WHAT THE TASK REQUIRES » State how many lines of the data contain the word "address", and write nothing besides the number.

DATA LISTING »
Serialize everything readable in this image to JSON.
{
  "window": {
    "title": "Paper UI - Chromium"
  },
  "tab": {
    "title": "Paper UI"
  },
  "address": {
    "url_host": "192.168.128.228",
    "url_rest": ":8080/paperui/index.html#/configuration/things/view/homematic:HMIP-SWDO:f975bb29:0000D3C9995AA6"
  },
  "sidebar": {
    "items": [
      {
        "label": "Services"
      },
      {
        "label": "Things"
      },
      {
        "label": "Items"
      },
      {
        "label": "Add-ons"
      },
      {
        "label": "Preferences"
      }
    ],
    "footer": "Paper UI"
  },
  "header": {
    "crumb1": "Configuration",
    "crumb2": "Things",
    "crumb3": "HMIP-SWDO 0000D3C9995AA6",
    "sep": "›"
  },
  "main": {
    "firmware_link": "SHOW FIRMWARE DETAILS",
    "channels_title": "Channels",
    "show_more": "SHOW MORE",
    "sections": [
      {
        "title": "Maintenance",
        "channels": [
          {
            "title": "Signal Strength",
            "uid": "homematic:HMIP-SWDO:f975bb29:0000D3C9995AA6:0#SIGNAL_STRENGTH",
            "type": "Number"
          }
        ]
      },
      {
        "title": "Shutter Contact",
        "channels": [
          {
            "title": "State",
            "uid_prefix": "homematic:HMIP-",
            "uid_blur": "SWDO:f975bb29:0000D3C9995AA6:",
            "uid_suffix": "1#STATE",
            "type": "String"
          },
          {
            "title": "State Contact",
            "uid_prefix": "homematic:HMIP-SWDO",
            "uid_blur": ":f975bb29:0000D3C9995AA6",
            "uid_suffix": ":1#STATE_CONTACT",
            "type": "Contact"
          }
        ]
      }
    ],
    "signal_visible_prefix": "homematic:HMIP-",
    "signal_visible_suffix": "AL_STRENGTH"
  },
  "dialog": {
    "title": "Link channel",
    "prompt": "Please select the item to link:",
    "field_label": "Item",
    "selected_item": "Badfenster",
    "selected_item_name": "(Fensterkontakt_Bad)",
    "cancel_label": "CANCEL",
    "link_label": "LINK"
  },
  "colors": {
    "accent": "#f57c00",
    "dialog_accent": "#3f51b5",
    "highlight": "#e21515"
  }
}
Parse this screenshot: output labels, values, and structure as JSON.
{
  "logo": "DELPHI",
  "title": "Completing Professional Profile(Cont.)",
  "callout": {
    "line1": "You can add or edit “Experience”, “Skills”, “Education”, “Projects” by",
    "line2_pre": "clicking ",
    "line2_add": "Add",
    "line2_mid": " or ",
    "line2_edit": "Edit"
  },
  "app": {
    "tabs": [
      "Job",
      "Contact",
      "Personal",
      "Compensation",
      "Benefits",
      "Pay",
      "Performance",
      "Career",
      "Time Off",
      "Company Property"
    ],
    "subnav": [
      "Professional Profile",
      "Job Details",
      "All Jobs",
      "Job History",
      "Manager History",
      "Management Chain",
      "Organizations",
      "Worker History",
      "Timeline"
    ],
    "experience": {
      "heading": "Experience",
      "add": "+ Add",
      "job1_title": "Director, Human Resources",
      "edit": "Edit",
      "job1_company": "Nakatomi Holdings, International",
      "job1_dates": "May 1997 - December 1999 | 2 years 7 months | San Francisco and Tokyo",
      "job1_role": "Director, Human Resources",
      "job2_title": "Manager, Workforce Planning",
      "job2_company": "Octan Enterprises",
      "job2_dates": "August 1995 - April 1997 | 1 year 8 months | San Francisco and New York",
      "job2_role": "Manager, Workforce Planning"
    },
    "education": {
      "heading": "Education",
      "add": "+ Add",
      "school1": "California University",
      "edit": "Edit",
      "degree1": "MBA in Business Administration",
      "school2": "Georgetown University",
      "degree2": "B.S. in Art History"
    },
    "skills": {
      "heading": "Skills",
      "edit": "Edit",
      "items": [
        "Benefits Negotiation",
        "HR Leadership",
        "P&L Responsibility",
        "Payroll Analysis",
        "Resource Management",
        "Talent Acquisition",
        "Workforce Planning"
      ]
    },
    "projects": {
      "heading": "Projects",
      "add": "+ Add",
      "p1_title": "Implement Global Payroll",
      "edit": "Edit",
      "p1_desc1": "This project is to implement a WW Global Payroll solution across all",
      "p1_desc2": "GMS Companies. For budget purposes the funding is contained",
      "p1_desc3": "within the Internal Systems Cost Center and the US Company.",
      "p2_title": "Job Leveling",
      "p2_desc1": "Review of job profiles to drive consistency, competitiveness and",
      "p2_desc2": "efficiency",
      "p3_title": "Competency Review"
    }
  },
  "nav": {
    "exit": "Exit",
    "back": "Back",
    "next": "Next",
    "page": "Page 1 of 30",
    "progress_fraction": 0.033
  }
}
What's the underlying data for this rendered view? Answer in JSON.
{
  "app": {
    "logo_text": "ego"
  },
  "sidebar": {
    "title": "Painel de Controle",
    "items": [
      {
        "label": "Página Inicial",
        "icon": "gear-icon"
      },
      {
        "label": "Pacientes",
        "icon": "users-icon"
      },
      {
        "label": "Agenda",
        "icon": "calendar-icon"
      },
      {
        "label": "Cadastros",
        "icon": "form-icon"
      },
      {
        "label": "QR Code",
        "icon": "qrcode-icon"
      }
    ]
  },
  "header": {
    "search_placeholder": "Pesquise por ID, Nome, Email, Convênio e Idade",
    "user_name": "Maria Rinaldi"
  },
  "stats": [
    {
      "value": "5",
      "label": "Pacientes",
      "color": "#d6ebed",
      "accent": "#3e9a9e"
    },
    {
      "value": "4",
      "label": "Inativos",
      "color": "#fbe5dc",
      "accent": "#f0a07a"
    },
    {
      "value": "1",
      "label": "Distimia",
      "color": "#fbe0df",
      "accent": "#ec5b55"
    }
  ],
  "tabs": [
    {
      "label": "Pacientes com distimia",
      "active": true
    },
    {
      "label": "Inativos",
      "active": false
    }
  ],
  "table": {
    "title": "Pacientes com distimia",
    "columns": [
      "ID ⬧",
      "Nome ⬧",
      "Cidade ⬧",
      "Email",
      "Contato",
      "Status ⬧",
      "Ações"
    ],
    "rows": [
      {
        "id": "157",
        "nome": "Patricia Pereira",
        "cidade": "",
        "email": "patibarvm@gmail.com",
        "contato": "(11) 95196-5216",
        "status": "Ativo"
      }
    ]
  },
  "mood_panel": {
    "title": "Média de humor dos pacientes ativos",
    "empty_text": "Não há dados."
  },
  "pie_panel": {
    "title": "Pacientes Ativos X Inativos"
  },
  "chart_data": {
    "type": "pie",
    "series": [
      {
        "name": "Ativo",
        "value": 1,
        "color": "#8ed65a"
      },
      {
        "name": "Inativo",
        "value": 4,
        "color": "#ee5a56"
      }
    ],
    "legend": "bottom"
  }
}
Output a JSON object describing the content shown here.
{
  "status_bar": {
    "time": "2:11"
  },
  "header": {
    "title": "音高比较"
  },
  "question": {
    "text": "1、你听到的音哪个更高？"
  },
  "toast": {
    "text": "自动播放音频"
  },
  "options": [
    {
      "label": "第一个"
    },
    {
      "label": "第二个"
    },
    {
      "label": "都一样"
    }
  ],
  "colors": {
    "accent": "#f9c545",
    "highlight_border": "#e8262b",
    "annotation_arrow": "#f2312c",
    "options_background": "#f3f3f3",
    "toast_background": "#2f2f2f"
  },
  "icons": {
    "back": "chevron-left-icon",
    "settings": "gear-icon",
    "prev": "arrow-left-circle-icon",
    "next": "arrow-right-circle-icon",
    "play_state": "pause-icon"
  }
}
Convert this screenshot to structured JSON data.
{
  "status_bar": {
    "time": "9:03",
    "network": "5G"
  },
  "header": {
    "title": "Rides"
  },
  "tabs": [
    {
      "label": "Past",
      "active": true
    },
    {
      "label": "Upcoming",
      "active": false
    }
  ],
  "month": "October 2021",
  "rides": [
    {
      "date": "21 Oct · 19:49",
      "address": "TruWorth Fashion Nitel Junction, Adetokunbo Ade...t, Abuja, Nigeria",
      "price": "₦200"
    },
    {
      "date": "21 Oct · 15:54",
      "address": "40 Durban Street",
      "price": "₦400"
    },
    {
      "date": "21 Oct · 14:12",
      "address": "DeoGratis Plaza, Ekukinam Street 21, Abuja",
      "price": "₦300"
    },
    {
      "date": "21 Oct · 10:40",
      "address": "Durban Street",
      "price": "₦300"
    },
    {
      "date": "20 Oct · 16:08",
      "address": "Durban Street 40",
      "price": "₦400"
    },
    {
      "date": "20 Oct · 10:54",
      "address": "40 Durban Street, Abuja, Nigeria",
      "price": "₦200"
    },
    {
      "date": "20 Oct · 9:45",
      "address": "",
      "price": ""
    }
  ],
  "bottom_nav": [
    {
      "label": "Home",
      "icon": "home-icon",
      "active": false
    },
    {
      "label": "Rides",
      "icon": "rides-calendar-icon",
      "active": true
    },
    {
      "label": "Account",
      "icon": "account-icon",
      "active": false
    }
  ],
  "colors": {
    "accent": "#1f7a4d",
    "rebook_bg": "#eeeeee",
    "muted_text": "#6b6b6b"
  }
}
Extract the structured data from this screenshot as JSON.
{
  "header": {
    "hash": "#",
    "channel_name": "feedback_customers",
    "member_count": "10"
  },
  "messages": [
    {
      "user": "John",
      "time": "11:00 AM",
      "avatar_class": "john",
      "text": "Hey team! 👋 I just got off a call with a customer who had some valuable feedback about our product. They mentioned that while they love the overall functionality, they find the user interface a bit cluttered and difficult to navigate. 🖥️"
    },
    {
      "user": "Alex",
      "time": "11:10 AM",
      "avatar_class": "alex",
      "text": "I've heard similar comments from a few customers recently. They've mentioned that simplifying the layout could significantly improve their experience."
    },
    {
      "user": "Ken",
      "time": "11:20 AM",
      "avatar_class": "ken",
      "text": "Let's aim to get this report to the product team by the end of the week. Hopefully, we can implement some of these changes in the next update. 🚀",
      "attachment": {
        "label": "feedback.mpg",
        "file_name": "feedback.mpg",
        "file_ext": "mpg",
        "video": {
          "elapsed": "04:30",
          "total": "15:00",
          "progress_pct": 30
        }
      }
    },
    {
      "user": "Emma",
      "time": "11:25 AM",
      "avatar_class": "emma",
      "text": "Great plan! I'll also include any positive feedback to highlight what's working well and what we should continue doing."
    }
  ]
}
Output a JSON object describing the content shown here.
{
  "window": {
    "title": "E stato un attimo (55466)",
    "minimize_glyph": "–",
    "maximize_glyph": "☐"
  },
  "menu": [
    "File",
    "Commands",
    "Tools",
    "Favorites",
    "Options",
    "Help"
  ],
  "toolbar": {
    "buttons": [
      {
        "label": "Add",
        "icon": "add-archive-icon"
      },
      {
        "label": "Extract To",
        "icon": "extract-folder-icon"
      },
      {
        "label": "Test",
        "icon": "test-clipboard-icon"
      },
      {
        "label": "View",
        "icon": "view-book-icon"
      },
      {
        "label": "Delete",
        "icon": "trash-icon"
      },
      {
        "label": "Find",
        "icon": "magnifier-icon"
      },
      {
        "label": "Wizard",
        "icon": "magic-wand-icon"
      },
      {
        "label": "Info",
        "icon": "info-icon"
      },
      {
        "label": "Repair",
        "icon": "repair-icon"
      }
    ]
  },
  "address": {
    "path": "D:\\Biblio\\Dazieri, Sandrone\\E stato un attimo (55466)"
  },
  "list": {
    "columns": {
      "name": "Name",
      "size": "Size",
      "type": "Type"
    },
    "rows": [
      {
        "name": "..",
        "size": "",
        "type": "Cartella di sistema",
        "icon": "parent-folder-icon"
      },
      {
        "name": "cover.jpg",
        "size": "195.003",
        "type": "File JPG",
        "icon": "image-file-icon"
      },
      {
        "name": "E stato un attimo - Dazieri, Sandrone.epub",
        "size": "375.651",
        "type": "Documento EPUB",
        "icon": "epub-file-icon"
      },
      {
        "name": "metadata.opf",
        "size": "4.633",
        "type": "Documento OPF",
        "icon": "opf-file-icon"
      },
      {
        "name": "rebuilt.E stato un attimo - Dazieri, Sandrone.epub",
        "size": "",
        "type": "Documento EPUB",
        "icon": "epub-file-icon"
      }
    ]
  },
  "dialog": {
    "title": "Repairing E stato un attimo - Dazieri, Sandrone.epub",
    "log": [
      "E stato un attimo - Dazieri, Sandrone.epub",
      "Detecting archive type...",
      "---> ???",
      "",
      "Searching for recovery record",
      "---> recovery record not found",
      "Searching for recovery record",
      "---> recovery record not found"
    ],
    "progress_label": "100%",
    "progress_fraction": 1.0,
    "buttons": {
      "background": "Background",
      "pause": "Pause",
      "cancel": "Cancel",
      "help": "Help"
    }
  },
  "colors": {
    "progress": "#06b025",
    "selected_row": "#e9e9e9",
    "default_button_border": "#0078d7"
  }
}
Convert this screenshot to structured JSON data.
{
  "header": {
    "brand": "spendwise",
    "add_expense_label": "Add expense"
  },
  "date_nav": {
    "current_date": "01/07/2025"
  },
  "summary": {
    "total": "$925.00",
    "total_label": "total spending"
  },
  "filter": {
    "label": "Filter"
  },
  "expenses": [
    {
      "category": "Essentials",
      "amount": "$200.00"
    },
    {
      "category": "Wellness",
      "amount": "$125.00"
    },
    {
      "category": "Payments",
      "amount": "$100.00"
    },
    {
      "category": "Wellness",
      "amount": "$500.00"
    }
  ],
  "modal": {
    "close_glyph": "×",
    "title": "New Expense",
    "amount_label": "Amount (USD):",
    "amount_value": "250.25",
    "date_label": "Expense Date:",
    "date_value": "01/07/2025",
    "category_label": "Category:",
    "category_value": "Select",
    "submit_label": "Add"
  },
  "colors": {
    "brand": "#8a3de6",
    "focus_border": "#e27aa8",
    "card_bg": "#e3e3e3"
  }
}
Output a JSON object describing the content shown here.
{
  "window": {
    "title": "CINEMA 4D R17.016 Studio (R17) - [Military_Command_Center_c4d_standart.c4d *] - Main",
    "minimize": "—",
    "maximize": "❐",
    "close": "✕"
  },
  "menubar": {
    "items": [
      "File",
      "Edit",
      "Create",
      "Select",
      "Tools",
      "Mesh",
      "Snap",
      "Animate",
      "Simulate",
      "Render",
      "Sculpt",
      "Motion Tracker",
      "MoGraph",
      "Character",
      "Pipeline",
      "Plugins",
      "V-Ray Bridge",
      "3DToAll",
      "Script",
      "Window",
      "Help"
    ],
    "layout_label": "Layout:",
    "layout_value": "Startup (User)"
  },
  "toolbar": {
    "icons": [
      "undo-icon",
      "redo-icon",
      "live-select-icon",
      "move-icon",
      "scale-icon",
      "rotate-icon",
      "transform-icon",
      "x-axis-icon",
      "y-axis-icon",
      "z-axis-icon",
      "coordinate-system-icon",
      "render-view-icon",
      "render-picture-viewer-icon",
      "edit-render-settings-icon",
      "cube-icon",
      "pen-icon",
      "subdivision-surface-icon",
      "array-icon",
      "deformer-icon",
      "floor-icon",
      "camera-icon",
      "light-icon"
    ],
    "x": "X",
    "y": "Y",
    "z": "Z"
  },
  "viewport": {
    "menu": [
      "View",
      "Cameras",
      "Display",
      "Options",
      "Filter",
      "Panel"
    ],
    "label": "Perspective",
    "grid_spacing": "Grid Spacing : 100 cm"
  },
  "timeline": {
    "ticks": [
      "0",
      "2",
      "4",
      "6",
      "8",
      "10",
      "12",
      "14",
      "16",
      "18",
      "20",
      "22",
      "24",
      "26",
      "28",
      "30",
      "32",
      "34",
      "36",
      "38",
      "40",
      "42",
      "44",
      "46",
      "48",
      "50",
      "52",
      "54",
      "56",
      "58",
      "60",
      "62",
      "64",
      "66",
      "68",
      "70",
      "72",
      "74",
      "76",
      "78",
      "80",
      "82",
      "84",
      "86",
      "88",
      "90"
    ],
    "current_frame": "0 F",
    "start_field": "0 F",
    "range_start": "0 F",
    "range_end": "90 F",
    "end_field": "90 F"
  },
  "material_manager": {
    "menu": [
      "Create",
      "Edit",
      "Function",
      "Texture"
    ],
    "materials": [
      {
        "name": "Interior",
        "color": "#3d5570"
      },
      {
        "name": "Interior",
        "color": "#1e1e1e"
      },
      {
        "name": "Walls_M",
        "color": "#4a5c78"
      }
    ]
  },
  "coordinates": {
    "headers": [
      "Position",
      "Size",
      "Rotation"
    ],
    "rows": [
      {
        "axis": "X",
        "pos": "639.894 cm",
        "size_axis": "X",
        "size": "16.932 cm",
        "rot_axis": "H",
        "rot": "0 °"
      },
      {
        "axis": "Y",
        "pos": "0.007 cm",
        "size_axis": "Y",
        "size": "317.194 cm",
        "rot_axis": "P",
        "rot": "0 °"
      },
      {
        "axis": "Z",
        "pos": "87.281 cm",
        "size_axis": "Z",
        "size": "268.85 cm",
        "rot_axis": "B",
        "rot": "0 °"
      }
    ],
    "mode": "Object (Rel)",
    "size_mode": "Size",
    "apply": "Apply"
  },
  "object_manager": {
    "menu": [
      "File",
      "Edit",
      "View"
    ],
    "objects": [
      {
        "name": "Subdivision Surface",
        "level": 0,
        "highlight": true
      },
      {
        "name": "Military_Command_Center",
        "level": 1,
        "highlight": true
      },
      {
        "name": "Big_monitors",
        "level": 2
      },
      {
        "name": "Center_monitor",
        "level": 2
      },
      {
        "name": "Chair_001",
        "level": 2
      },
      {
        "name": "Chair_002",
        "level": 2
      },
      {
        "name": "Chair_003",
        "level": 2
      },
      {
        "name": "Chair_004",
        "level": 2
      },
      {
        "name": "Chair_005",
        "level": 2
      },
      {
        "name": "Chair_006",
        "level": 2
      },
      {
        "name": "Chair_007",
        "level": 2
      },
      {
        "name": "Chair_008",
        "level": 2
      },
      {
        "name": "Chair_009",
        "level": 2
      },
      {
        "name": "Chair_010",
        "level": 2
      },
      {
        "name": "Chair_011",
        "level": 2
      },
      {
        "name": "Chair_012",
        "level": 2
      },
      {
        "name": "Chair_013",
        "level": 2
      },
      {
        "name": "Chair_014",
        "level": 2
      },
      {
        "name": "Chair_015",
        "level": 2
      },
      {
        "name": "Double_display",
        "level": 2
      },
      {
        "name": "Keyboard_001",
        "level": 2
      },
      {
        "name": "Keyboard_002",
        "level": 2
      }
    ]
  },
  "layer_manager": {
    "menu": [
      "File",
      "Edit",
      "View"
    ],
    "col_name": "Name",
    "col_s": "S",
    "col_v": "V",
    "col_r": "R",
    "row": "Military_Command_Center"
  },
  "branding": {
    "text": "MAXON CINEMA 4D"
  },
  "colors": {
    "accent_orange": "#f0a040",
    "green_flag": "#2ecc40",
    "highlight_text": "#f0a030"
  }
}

CORRECT OUTPUT » 9